▶ [Exercise goal]: Retype each line exactly. Skip images.
┌─ The data
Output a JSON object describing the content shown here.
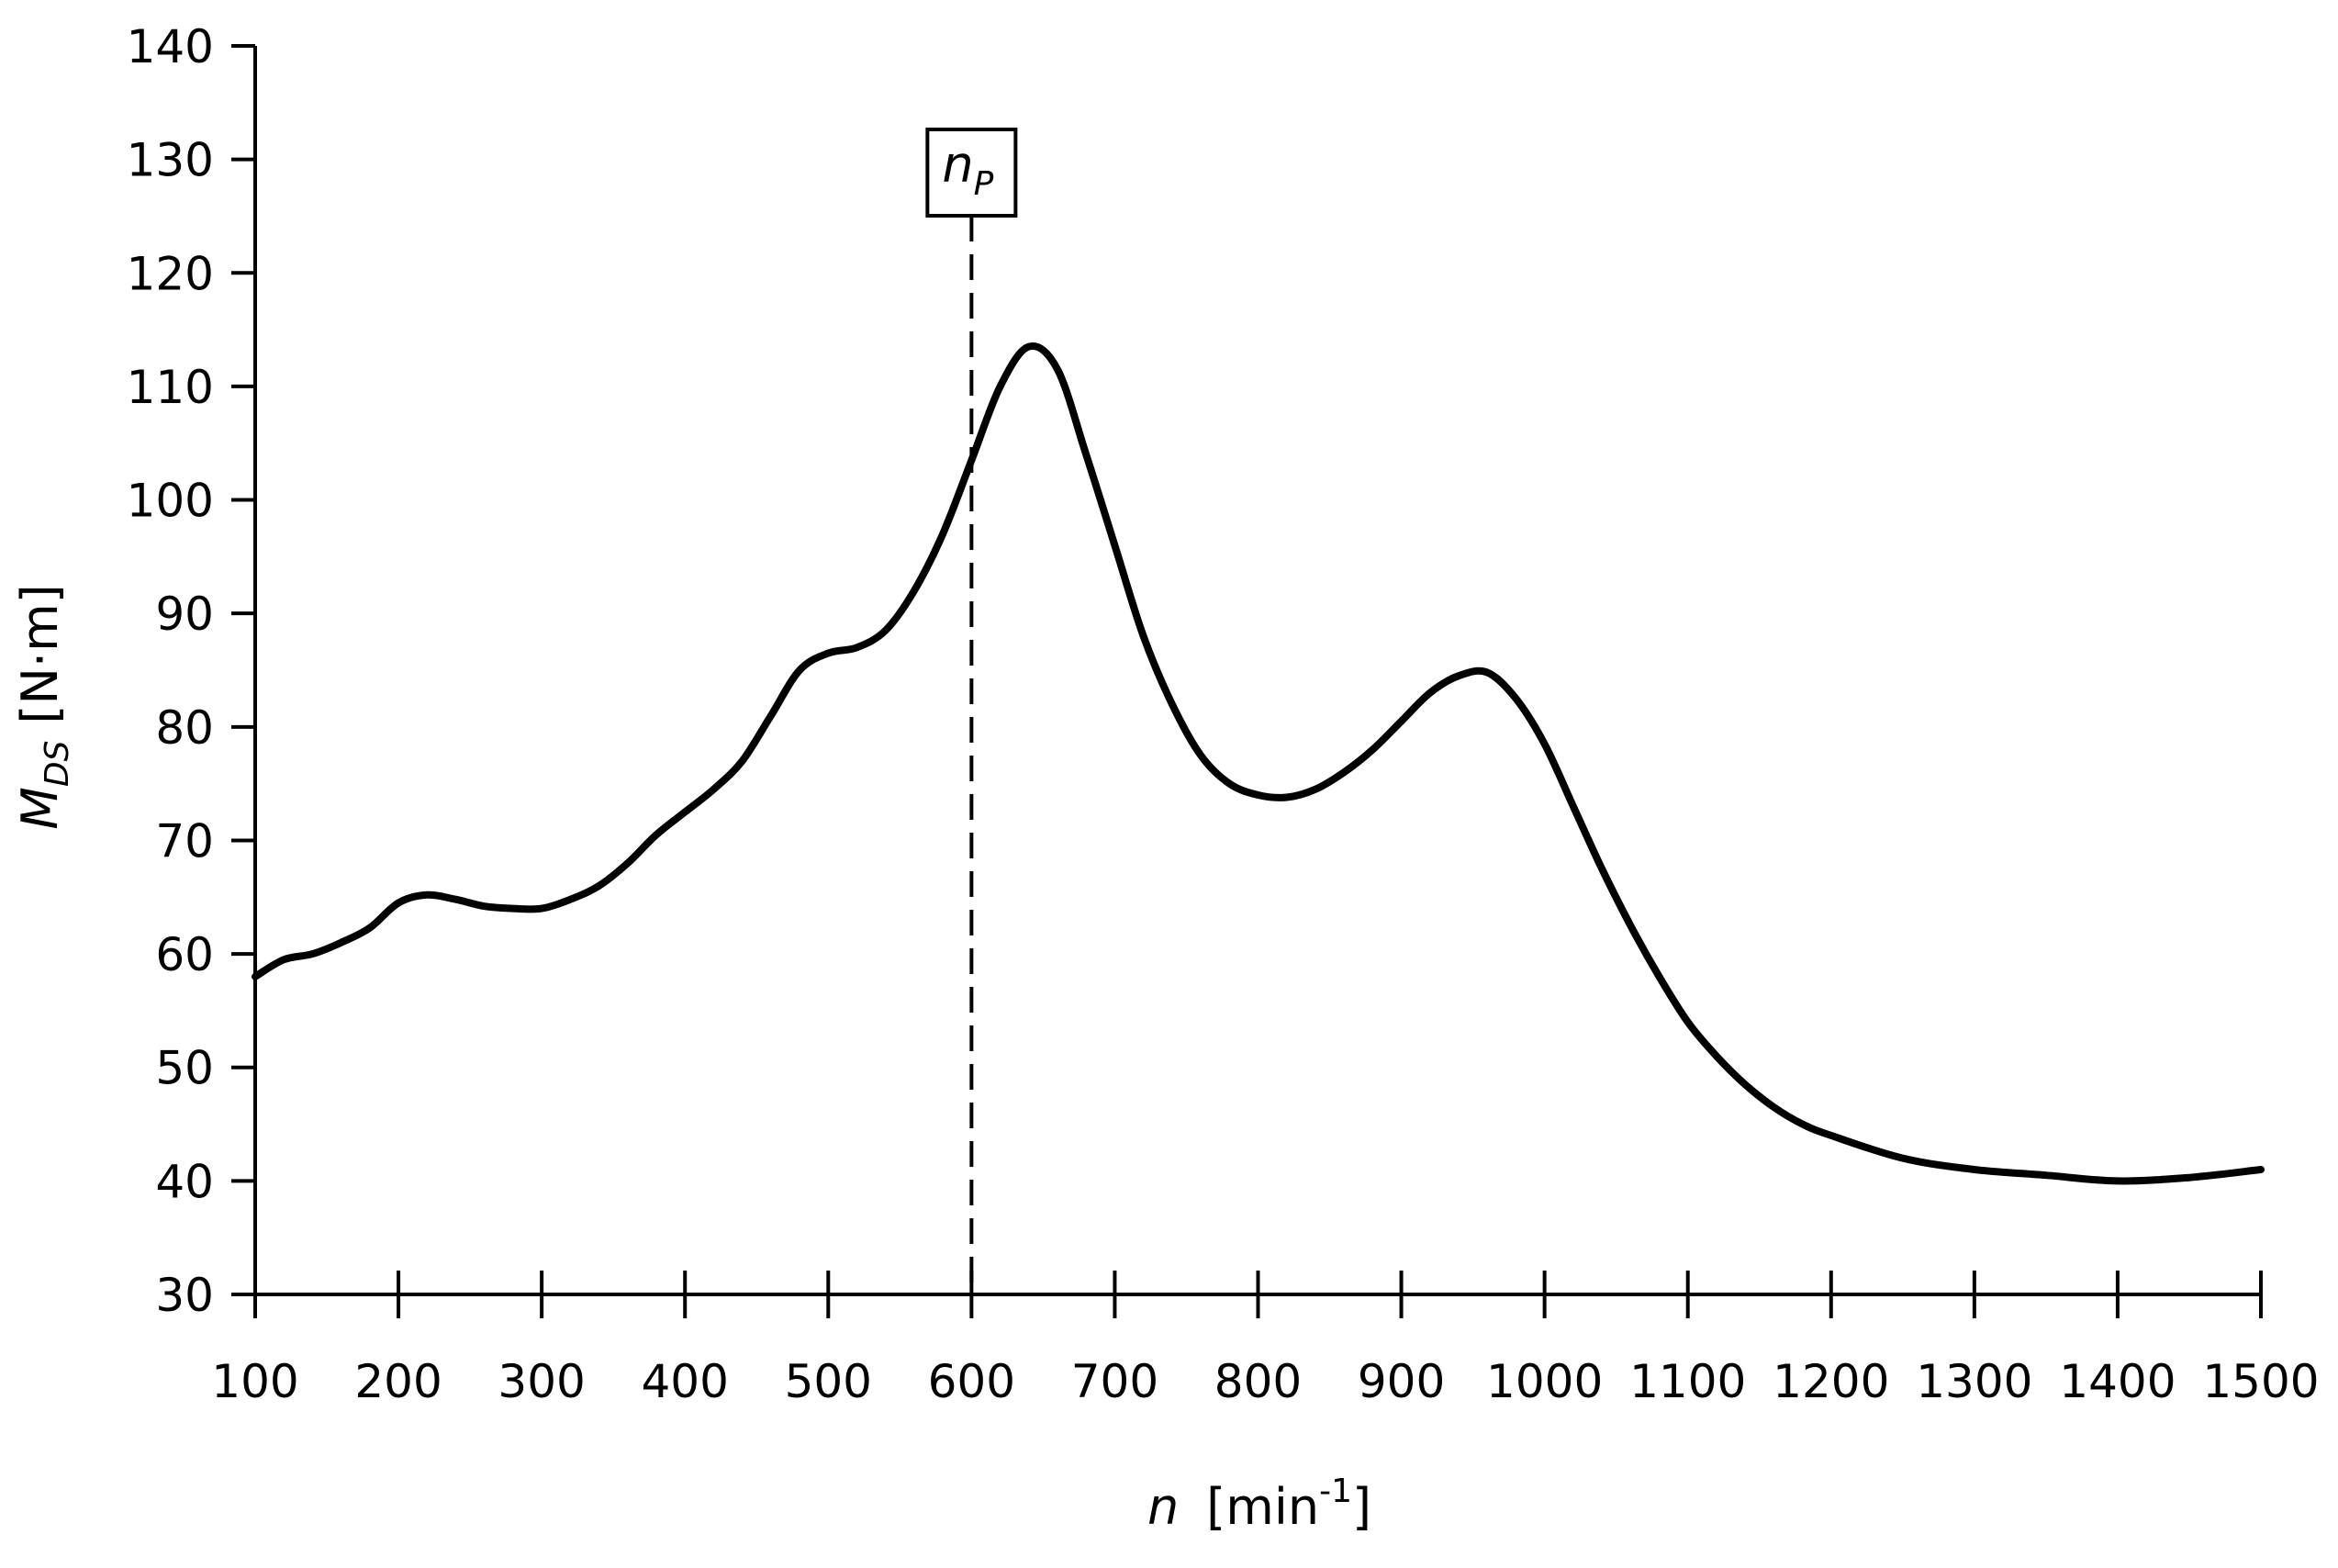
{
  "chart_data": {
    "type": "line",
    "xlabel": {
      "symbol": "n",
      "unit_open": "[min",
      "unit_sup": "-1",
      "unit_close": "]"
    },
    "ylabel": {
      "symbol": "M",
      "subscript": "DS",
      "unit": "[N·m]"
    },
    "xlim": [
      100,
      1500
    ],
    "ylim": [
      30,
      140
    ],
    "x_ticks": [
      100,
      200,
      300,
      400,
      500,
      600,
      700,
      800,
      900,
      1000,
      1100,
      1200,
      1300,
      1400,
      1500
    ],
    "y_ticks": [
      30,
      40,
      50,
      60,
      70,
      80,
      90,
      100,
      110,
      120,
      130,
      140
    ],
    "grid": false,
    "legend": "none",
    "marker": {
      "x": 600,
      "label": "n",
      "label_sub": "P",
      "style": "dashed"
    },
    "series": [
      {
        "color": "#000000",
        "x": [
          100,
          120,
          140,
          160,
          180,
          200,
          220,
          240,
          260,
          280,
          300,
          320,
          340,
          360,
          380,
          400,
          420,
          440,
          460,
          480,
          500,
          520,
          540,
          560,
          580,
          600,
          620,
          640,
          660,
          680,
          700,
          720,
          740,
          760,
          780,
          800,
          820,
          840,
          860,
          880,
          900,
          920,
          940,
          960,
          980,
          1000,
          1020,
          1040,
          1060,
          1080,
          1100,
          1120,
          1140,
          1160,
          1180,
          1200,
          1250,
          1300,
          1350,
          1400,
          1450,
          1500
        ],
        "y": [
          58,
          59.5,
          60,
          61,
          62.3,
          64.5,
          65.2,
          64.8,
          64.2,
          64,
          64,
          64.8,
          66,
          68,
          70.5,
          72.5,
          74.5,
          77,
          81,
          85,
          86.5,
          87,
          88.5,
          92,
          97,
          103.5,
          110,
          113.5,
          111.5,
          104,
          96,
          88,
          82,
          77.5,
          75,
          74,
          73.8,
          74.5,
          76,
          78,
          80.5,
          83,
          84.5,
          84.8,
          82.5,
          78.5,
          73,
          67.5,
          62.5,
          58,
          54,
          51,
          48.5,
          46.5,
          45,
          44,
          42,
          41,
          40.5,
          40,
          40.3,
          41
        ]
      }
    ]
  }
}
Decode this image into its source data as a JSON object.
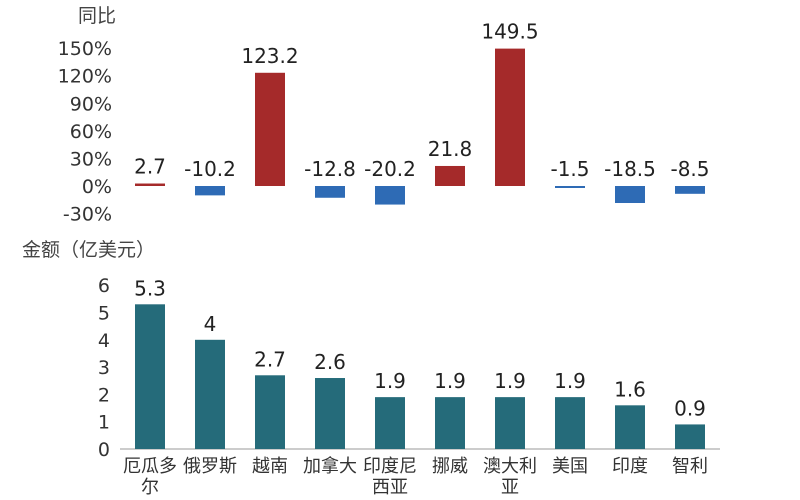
{
  "chart_data": [
    {
      "type": "bar",
      "ylabel": "同比",
      "yticks": [
        "150%",
        "120%",
        "90%",
        "60%",
        "30%",
        "0%",
        "-30%"
      ],
      "ylim": [
        -30,
        150
      ],
      "categories": [
        "厄瓜多尔",
        "俄罗斯",
        "越南",
        "加拿大",
        "印度尼西亚",
        "挪威",
        "澳大利亚",
        "美国",
        "印度",
        "智利"
      ],
      "values": [
        2.7,
        -10.2,
        123.2,
        -12.8,
        -20.2,
        21.8,
        149.5,
        -1.5,
        -18.5,
        -8.5
      ],
      "data_labels": [
        "2.7",
        "-10.2",
        "123.2",
        "-12.8",
        "-20.2",
        "21.8",
        "149.5",
        "-1.5",
        "-18.5",
        "-8.5"
      ],
      "colors": {
        "positive": "#a52a2a",
        "negative": "#2e6bb5"
      }
    },
    {
      "type": "bar",
      "ylabel": "金额（亿美元）",
      "yticks": [
        "6",
        "5",
        "4",
        "3",
        "2",
        "1",
        "0"
      ],
      "ylim": [
        0,
        6
      ],
      "categories": [
        "厄瓜多尔",
        "俄罗斯",
        "越南",
        "加拿大",
        "印度尼西亚",
        "挪威",
        "澳大利亚",
        "美国",
        "印度",
        "智利"
      ],
      "category_display_lines": [
        [
          "厄瓜多",
          "尔"
        ],
        [
          "俄罗斯"
        ],
        [
          "越南"
        ],
        [
          "加拿大"
        ],
        [
          "印度尼",
          "西亚"
        ],
        [
          "挪威"
        ],
        [
          "澳大利",
          "亚"
        ],
        [
          "美国"
        ],
        [
          "印度"
        ],
        [
          "智利"
        ]
      ],
      "values": [
        5.3,
        4,
        2.7,
        2.6,
        1.9,
        1.9,
        1.9,
        1.9,
        1.6,
        0.9
      ],
      "data_labels": [
        "5.3",
        "4",
        "2.7",
        "2.6",
        "1.9",
        "1.9",
        "1.9",
        "1.9",
        "1.6",
        "0.9"
      ],
      "colors": {
        "bar": "#256b7a"
      }
    }
  ]
}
└─
▶ [Task result]:
Output a JSON object describing the content shown here.
{
  "chart_data": {
    "type": "line",
    "xlabel": {
      "symbol": "n",
      "unit_open": "[min",
      "unit_sup": "-1",
      "unit_close": "]"
    },
    "ylabel": {
      "symbol": "M",
      "subscript": "DS",
      "unit": "[N·m]"
    },
    "xlim": [
      100,
      1500
    ],
    "ylim": [
      30,
      140
    ],
    "x_ticks": [
      100,
      200,
      300,
      400,
      500,
      600,
      700,
      800,
      900,
      1000,
      1100,
      1200,
      1300,
      1400,
      1500
    ],
    "y_ticks": [
      30,
      40,
      50,
      60,
      70,
      80,
      90,
      100,
      110,
      120,
      130,
      140
    ],
    "grid": false,
    "legend": "none",
    "marker": {
      "x": 600,
      "label": "n",
      "label_sub": "P",
      "style": "dashed"
    },
    "series": [
      {
        "color": "#000000",
        "x": [
          100,
          120,
          140,
          160,
          180,
          200,
          220,
          240,
          260,
          280,
          300,
          320,
          340,
          360,
          380,
          400,
          420,
          440,
          460,
          480,
          500,
          520,
          540,
          560,
          580,
          600,
          620,
          640,
          660,
          680,
          700,
          720,
          740,
          760,
          780,
          800,
          820,
          840,
          860,
          880,
          900,
          920,
          940,
          960,
          980,
          1000,
          1020,
          1040,
          1060,
          1080,
          1100,
          1120,
          1140,
          1160,
          1180,
          1200,
          1250,
          1300,
          1350,
          1400,
          1450,
          1500
        ],
        "y": [
          58,
          59.5,
          60,
          61,
          62.3,
          64.5,
          65.2,
          64.8,
          64.2,
          64,
          64,
          64.8,
          66,
          68,
          70.5,
          72.5,
          74.5,
          77,
          81,
          85,
          86.5,
          87,
          88.5,
          92,
          97,
          103.5,
          110,
          113.5,
          111.5,
          104,
          96,
          88,
          82,
          77.5,
          75,
          74,
          73.8,
          74.5,
          76,
          78,
          80.5,
          83,
          84.5,
          84.8,
          82.5,
          78.5,
          73,
          67.5,
          62.5,
          58,
          54,
          51,
          48.5,
          46.5,
          45,
          44,
          42,
          41,
          40.5,
          40,
          40.3,
          41
        ]
      }
    ]
  }
}
Decode this image into its source data as a JSON object.
{
  "chart_data": [
    {
      "type": "bar",
      "ylabel": "同比",
      "yticks": [
        "150%",
        "120%",
        "90%",
        "60%",
        "30%",
        "0%",
        "-30%"
      ],
      "ylim": [
        -30,
        150
      ],
      "categories": [
        "厄瓜多尔",
        "俄罗斯",
        "越南",
        "加拿大",
        "印度尼西亚",
        "挪威",
        "澳大利亚",
        "美国",
        "印度",
        "智利"
      ],
      "values": [
        2.7,
        -10.2,
        123.2,
        -12.8,
        -20.2,
        21.8,
        149.5,
        -1.5,
        -18.5,
        -8.5
      ],
      "data_labels": [
        "2.7",
        "-10.2",
        "123.2",
        "-12.8",
        "-20.2",
        "21.8",
        "149.5",
        "-1.5",
        "-18.5",
        "-8.5"
      ],
      "colors": {
        "positive": "#a52a2a",
        "negative": "#2e6bb5"
      }
    },
    {
      "type": "bar",
      "ylabel": "金额（亿美元）",
      "yticks": [
        "6",
        "5",
        "4",
        "3",
        "2",
        "1",
        "0"
      ],
      "ylim": [
        0,
        6
      ],
      "categories": [
        "厄瓜多尔",
        "俄罗斯",
        "越南",
        "加拿大",
        "印度尼西亚",
        "挪威",
        "澳大利亚",
        "美国",
        "印度",
        "智利"
      ],
      "category_display_lines": [
        [
          "厄瓜多",
          "尔"
        ],
        [
          "俄罗斯"
        ],
        [
          "越南"
        ],
        [
          "加拿大"
        ],
        [
          "印度尼",
          "西亚"
        ],
        [
          "挪威"
        ],
        [
          "澳大利",
          "亚"
        ],
        [
          "美国"
        ],
        [
          "印度"
        ],
        [
          "智利"
        ]
      ],
      "values": [
        5.3,
        4,
        2.7,
        2.6,
        1.9,
        1.9,
        1.9,
        1.9,
        1.6,
        0.9
      ],
      "data_labels": [
        "5.3",
        "4",
        "2.7",
        "2.6",
        "1.9",
        "1.9",
        "1.9",
        "1.9",
        "1.6",
        "0.9"
      ],
      "colors": {
        "bar": "#256b7a"
      }
    }
  ]
}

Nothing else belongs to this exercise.